> [ARBEITSAUFTRAG 1]
Beantworten Sie anhand des Dokumenttexts die folgenden Fragen, jede Antwort in einer eigenen Zeile mit derselben Kennzeichnung.
(a) Welches Aktenzeichen trägt die Entscheidung?
(b) In welchem Ort hat das Gericht seinen Sitz?
(c) Von welchem Datum ist der Gerichtsbescheid des Sozialgerichts Nürnberg, gegen den sich die Berufung richtet?
> [ARBEITSAUFTRAG 2]
Schreiben Sie aus dem Dokumenttext alles von „Verfahrensgang“ bis hinunter zu „nicht zu erstatten.“ wortgetreu nieder.

> [DOKUMENTTEXT]
::::::::
Sozialrecht

Aussetzung der Leistung bis Nachholen der Mitwirkung

Aktenzeichen  L 18 SO 38/18

Datum:
12.7.2018
Rechtsgebiet:
Fundstelle:
BeckRS – 2018, 17724
Gerichtsart:
LSG
Gerichtsort:
München
Rechtsweg:
Sozialgerichtsbarkeit
Normen:
SGG § 96
SGB I § 66

 

Leitsatz

Wird ein Versagungsbescheid nach § 66 SGB I aufgehoben und ergeht ein Ablehnungsbescheid über die beantragte Leistung, so wird der Ablehnungsbescheid nicht gemäß § 96 Abs. 1 SGG Gegenstand des Klageverfahrens. (Rn. 23 ff.)

Verfahrensgang

S 20 SO 239/16 2018-02-14 GeB SGNUERNBERG SG Nürnberg

Tenor

I. Die Berufung der Klägerin gegen den Gerichtsbescheid des Sozialgerichts Nürnberg vom 14.02.2018 wird zurückgewiesen.
II. Außergerichtliche Kosten sind nicht zu erstatten.
III. Die Revision wird nicht zugelassen.
::::::::
> [BEREITGESTELLTE DATEN]
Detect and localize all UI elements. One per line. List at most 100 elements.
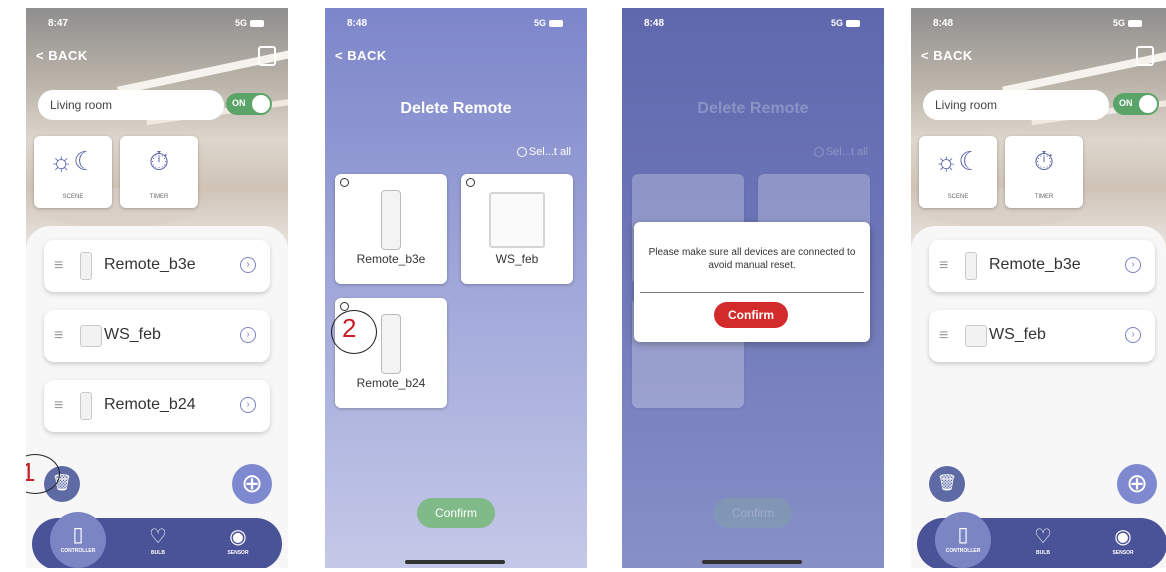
::::::::
> [ERWARTETE AUSGABE 1]
(a) L 18 SO 38/18
(b) München
(c) 14.02.2018

> [ERWARTETE AUSGABE 2]
Verfahrensgang

S 20 SO 239/16 2018-02-14 GeB SGNUERNBERG SG Nürnberg

Tenor

I. Die Berufung der Klägerin gegen den Gerichtsbescheid des Sozialgerichts Nürnberg vom 14.02.2018 wird zurückgewiesen.
II. Außergerichtliche Kosten sind nicht zu erstatten.